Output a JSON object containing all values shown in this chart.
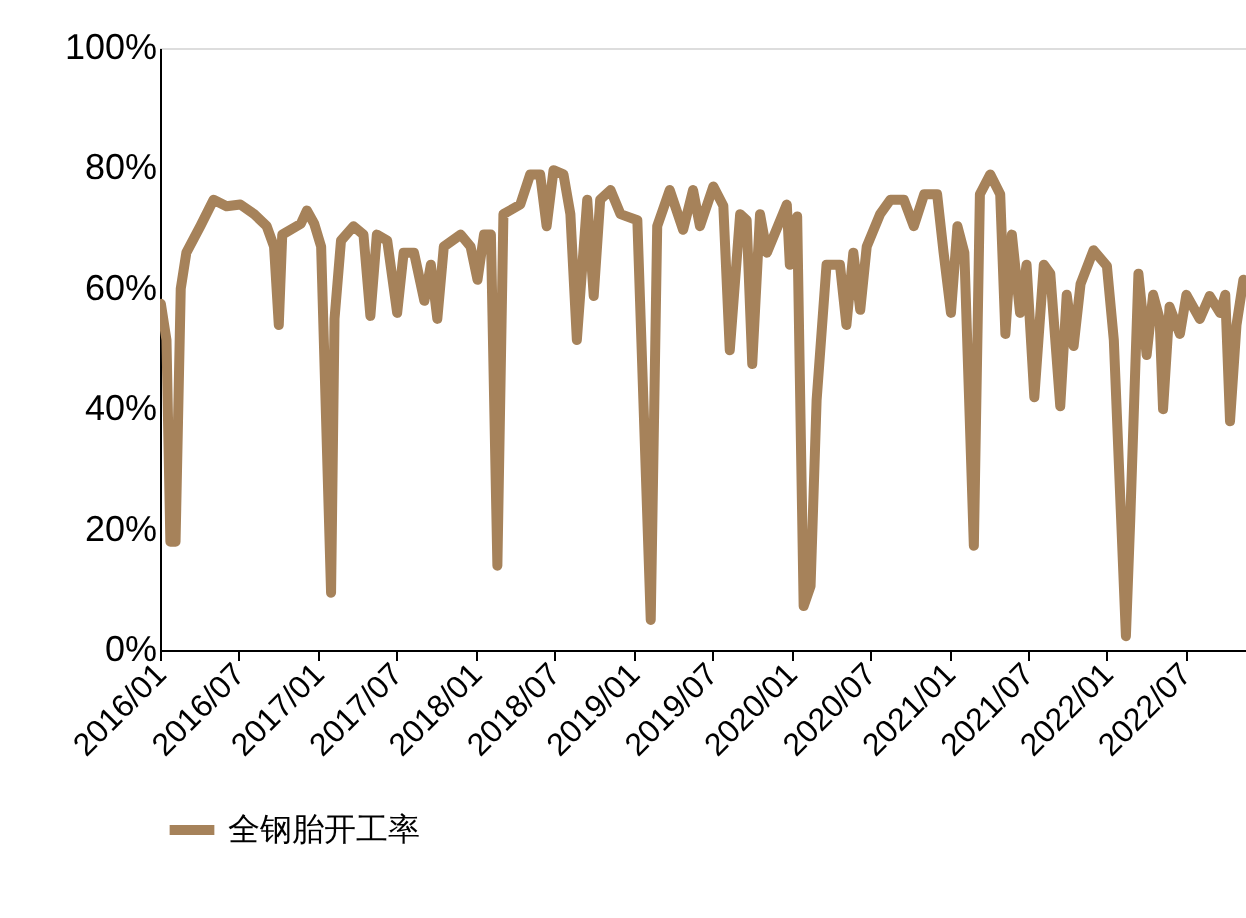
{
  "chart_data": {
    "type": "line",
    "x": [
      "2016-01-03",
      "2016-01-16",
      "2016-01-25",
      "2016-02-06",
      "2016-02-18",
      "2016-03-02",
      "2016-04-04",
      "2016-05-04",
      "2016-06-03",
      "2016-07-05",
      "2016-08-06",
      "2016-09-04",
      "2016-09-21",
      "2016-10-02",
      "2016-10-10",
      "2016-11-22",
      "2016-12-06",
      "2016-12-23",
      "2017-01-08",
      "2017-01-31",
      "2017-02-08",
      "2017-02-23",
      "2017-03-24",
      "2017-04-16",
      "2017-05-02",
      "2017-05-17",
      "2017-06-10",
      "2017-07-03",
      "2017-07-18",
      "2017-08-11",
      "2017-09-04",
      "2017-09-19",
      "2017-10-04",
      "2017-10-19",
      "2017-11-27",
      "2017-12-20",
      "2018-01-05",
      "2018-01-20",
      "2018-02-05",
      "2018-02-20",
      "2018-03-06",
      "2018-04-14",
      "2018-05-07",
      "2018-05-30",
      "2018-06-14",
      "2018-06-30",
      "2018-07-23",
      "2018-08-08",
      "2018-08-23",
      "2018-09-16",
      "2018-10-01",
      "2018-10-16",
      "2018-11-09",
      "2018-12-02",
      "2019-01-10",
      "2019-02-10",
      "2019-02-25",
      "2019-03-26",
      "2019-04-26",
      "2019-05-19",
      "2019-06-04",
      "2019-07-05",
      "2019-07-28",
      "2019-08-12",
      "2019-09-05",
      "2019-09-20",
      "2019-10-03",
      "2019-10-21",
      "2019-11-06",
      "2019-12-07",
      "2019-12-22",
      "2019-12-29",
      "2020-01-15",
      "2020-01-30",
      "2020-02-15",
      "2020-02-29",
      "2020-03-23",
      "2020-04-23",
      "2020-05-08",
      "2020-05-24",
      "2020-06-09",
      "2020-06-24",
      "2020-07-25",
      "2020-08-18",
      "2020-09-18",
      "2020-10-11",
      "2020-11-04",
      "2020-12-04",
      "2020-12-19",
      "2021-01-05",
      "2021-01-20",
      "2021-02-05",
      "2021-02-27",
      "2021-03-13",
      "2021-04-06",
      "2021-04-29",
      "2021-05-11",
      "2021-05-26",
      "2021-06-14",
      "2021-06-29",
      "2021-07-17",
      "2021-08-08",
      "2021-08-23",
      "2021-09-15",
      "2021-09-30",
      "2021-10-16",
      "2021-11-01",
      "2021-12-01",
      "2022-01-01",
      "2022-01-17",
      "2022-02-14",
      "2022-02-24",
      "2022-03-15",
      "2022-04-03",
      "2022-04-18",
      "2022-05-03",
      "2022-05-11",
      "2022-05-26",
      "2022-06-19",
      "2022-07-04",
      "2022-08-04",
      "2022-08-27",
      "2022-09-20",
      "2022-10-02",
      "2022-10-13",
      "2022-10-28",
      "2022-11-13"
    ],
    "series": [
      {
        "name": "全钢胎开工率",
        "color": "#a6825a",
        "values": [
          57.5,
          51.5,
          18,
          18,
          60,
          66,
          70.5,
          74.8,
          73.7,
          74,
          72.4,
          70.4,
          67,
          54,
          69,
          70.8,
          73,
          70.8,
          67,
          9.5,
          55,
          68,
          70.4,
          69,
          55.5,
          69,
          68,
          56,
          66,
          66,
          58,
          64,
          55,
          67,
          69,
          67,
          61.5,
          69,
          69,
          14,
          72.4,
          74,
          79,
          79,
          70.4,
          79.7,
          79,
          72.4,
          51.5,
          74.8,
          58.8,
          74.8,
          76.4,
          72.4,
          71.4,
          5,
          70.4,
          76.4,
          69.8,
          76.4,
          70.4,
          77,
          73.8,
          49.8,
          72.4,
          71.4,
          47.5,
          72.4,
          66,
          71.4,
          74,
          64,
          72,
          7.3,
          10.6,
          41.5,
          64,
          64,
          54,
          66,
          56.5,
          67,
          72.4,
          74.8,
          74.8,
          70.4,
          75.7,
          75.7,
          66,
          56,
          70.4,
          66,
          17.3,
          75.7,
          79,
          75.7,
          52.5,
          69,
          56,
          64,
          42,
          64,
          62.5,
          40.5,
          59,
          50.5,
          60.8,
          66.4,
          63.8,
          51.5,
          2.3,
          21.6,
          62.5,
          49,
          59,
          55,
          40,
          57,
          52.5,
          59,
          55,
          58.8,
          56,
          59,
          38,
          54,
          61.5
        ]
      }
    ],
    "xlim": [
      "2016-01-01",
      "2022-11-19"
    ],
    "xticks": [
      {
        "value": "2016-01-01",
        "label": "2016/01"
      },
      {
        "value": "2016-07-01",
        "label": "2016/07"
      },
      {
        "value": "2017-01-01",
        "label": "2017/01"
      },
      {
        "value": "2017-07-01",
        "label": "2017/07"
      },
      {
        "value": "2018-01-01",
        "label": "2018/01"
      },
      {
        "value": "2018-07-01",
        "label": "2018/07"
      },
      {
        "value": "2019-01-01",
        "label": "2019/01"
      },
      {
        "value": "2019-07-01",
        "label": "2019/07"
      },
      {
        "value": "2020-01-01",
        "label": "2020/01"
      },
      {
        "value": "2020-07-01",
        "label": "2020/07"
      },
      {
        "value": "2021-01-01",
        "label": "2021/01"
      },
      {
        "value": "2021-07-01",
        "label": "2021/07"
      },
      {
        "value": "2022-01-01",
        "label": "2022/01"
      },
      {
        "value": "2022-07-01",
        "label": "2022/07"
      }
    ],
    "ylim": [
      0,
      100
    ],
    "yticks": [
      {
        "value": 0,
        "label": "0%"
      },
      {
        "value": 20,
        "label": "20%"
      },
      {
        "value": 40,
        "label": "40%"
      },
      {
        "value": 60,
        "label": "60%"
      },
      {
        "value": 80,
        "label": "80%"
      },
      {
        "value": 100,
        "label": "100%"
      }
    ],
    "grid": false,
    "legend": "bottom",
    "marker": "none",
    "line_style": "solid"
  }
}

-- -- --

__TASK DETAILS__.
Return each line of the data, keeping its wording exact and omitting pictures.

__ANSWER TO THIS TASK__.
Output a JSON object containing all values shown in this chart.
{
  "chart_data": {
    "type": "line",
    "x": [
      "2016-01-03",
      "2016-01-16",
      "2016-01-25",
      "2016-02-06",
      "2016-02-18",
      "2016-03-02",
      "2016-04-04",
      "2016-05-04",
      "2016-06-03",
      "2016-07-05",
      "2016-08-06",
      "2016-09-04",
      "2016-09-21",
      "2016-10-02",
      "2016-10-10",
      "2016-11-22",
      "2016-12-06",
      "2016-12-23",
      "2017-01-08",
      "2017-01-31",
      "2017-02-08",
      "2017-02-23",
      "2017-03-24",
      "2017-04-16",
      "2017-05-02",
      "2017-05-17",
      "2017-06-10",
      "2017-07-03",
      "2017-07-18",
      "2017-08-11",
      "2017-09-04",
      "2017-09-19",
      "2017-10-04",
      "2017-10-19",
      "2017-11-27",
      "2017-12-20",
      "2018-01-05",
      "2018-01-20",
      "2018-02-05",
      "2018-02-20",
      "2018-03-06",
      "2018-04-14",
      "2018-05-07",
      "2018-05-30",
      "2018-06-14",
      "2018-06-30",
      "2018-07-23",
      "2018-08-08",
      "2018-08-23",
      "2018-09-16",
      "2018-10-01",
      "2018-10-16",
      "2018-11-09",
      "2018-12-02",
      "2019-01-10",
      "2019-02-10",
      "2019-02-25",
      "2019-03-26",
      "2019-04-26",
      "2019-05-19",
      "2019-06-04",
      "2019-07-05",
      "2019-07-28",
      "2019-08-12",
      "2019-09-05",
      "2019-09-20",
      "2019-10-03",
      "2019-10-21",
      "2019-11-06",
      "2019-12-07",
      "2019-12-22",
      "2019-12-29",
      "2020-01-15",
      "2020-01-30",
      "2020-02-15",
      "2020-02-29",
      "2020-03-23",
      "2020-04-23",
      "2020-05-08",
      "2020-05-24",
      "2020-06-09",
      "2020-06-24",
      "2020-07-25",
      "2020-08-18",
      "2020-09-18",
      "2020-10-11",
      "2020-11-04",
      "2020-12-04",
      "2020-12-19",
      "2021-01-05",
      "2021-01-20",
      "2021-02-05",
      "2021-02-27",
      "2021-03-13",
      "2021-04-06",
      "2021-04-29",
      "2021-05-11",
      "2021-05-26",
      "2021-06-14",
      "2021-06-29",
      "2021-07-17",
      "2021-08-08",
      "2021-08-23",
      "2021-09-15",
      "2021-09-30",
      "2021-10-16",
      "2021-11-01",
      "2021-12-01",
      "2022-01-01",
      "2022-01-17",
      "2022-02-14",
      "2022-02-24",
      "2022-03-15",
      "2022-04-03",
      "2022-04-18",
      "2022-05-03",
      "2022-05-11",
      "2022-05-26",
      "2022-06-19",
      "2022-07-04",
      "2022-08-04",
      "2022-08-27",
      "2022-09-20",
      "2022-10-02",
      "2022-10-13",
      "2022-10-28",
      "2022-11-13"
    ],
    "series": [
      {
        "name": "全钢胎开工率",
        "color": "#a6825a",
        "values": [
          57.5,
          51.5,
          18,
          18,
          60,
          66,
          70.5,
          74.8,
          73.7,
          74,
          72.4,
          70.4,
          67,
          54,
          69,
          70.8,
          73,
          70.8,
          67,
          9.5,
          55,
          68,
          70.4,
          69,
          55.5,
          69,
          68,
          56,
          66,
          66,
          58,
          64,
          55,
          67,
          69,
          67,
          61.5,
          69,
          69,
          14,
          72.4,
          74,
          79,
          79,
          70.4,
          79.7,
          79,
          72.4,
          51.5,
          74.8,
          58.8,
          74.8,
          76.4,
          72.4,
          71.4,
          5,
          70.4,
          76.4,
          69.8,
          76.4,
          70.4,
          77,
          73.8,
          49.8,
          72.4,
          71.4,
          47.5,
          72.4,
          66,
          71.4,
          74,
          64,
          72,
          7.3,
          10.6,
          41.5,
          64,
          64,
          54,
          66,
          56.5,
          67,
          72.4,
          74.8,
          74.8,
          70.4,
          75.7,
          75.7,
          66,
          56,
          70.4,
          66,
          17.3,
          75.7,
          79,
          75.7,
          52.5,
          69,
          56,
          64,
          42,
          64,
          62.5,
          40.5,
          59,
          50.5,
          60.8,
          66.4,
          63.8,
          51.5,
          2.3,
          21.6,
          62.5,
          49,
          59,
          55,
          40,
          57,
          52.5,
          59,
          55,
          58.8,
          56,
          59,
          38,
          54,
          61.5
        ]
      }
    ],
    "xlim": [
      "2016-01-01",
      "2022-11-19"
    ],
    "xticks": [
      {
        "value": "2016-01-01",
        "label": "2016/01"
      },
      {
        "value": "2016-07-01",
        "label": "2016/07"
      },
      {
        "value": "2017-01-01",
        "label": "2017/01"
      },
      {
        "value": "2017-07-01",
        "label": "2017/07"
      },
      {
        "value": "2018-01-01",
        "label": "2018/01"
      },
      {
        "value": "2018-07-01",
        "label": "2018/07"
      },
      {
        "value": "2019-01-01",
        "label": "2019/01"
      },
      {
        "value": "2019-07-01",
        "label": "2019/07"
      },
      {
        "value": "2020-01-01",
        "label": "2020/01"
      },
      {
        "value": "2020-07-01",
        "label": "2020/07"
      },
      {
        "value": "2021-01-01",
        "label": "2021/01"
      },
      {
        "value": "2021-07-01",
        "label": "2021/07"
      },
      {
        "value": "2022-01-01",
        "label": "2022/01"
      },
      {
        "value": "2022-07-01",
        "label": "2022/07"
      }
    ],
    "ylim": [
      0,
      100
    ],
    "yticks": [
      {
        "value": 0,
        "label": "0%"
      },
      {
        "value": 20,
        "label": "20%"
      },
      {
        "value": 40,
        "label": "40%"
      },
      {
        "value": 60,
        "label": "60%"
      },
      {
        "value": 80,
        "label": "80%"
      },
      {
        "value": 100,
        "label": "100%"
      }
    ],
    "grid": false,
    "legend": "bottom",
    "marker": "none",
    "line_style": "solid"
  }
}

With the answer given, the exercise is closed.